** To be done **
Copy every line of the data that includes the string "message".

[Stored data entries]
[START]
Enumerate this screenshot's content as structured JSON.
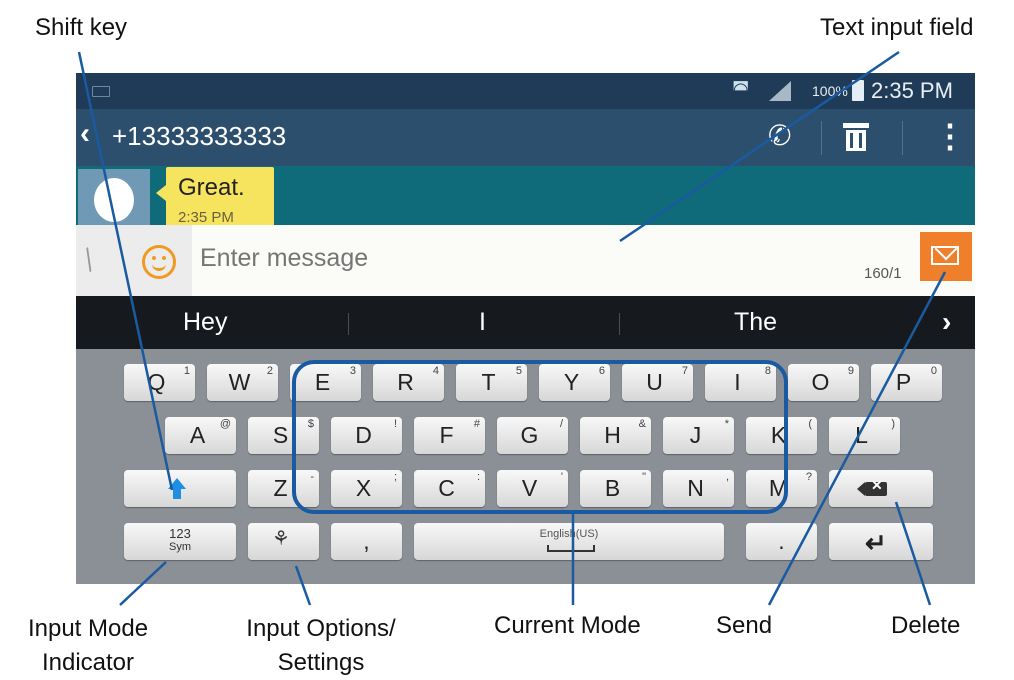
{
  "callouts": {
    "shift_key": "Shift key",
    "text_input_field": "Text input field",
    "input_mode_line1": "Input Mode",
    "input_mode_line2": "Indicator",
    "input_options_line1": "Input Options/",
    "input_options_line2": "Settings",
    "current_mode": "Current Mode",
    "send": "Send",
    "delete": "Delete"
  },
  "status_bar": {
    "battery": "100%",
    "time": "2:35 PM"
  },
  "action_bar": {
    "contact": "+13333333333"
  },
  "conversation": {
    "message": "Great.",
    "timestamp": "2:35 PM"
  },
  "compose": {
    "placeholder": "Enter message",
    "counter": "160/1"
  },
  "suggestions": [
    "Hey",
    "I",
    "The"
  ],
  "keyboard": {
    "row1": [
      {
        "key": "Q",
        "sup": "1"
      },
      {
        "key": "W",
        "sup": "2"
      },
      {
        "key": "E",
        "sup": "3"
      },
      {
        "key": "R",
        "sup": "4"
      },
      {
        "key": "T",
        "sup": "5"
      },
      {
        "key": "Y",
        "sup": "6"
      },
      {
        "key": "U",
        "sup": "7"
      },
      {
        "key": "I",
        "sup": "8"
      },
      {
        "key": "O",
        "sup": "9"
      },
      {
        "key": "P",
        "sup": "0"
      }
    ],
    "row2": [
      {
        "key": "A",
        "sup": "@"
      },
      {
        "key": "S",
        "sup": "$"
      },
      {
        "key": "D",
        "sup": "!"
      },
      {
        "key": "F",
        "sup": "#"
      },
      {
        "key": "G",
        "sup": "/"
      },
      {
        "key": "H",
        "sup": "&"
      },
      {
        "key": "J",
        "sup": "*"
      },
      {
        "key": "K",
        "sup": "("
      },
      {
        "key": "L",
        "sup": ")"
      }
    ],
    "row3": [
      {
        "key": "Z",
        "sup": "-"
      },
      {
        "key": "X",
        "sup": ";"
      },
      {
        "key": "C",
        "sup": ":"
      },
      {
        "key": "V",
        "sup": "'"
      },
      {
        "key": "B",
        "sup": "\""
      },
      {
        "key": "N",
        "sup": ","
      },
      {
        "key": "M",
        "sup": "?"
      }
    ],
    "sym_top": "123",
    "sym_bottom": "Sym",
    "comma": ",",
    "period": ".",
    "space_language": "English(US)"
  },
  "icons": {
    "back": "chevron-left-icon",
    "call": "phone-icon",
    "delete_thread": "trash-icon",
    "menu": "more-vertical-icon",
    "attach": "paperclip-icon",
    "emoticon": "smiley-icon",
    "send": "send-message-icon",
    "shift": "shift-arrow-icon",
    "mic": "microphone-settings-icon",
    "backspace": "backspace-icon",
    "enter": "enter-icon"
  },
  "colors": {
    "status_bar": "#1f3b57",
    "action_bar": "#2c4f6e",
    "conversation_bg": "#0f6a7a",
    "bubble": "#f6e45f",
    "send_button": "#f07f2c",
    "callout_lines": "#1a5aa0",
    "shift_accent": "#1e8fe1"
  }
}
[END]
[START]
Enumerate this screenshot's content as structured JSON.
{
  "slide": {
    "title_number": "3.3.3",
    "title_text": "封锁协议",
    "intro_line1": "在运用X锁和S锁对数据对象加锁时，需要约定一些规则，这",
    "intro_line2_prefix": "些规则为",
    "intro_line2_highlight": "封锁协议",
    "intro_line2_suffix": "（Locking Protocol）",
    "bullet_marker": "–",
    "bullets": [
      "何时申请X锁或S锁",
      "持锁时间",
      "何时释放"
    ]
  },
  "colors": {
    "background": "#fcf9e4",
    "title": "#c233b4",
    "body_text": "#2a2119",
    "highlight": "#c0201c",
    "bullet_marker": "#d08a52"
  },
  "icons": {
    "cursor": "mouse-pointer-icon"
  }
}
[END]
** Complete output **
    "message": "Great.",
    "placeholder": "Enter message",
    "send": "send-message-icon",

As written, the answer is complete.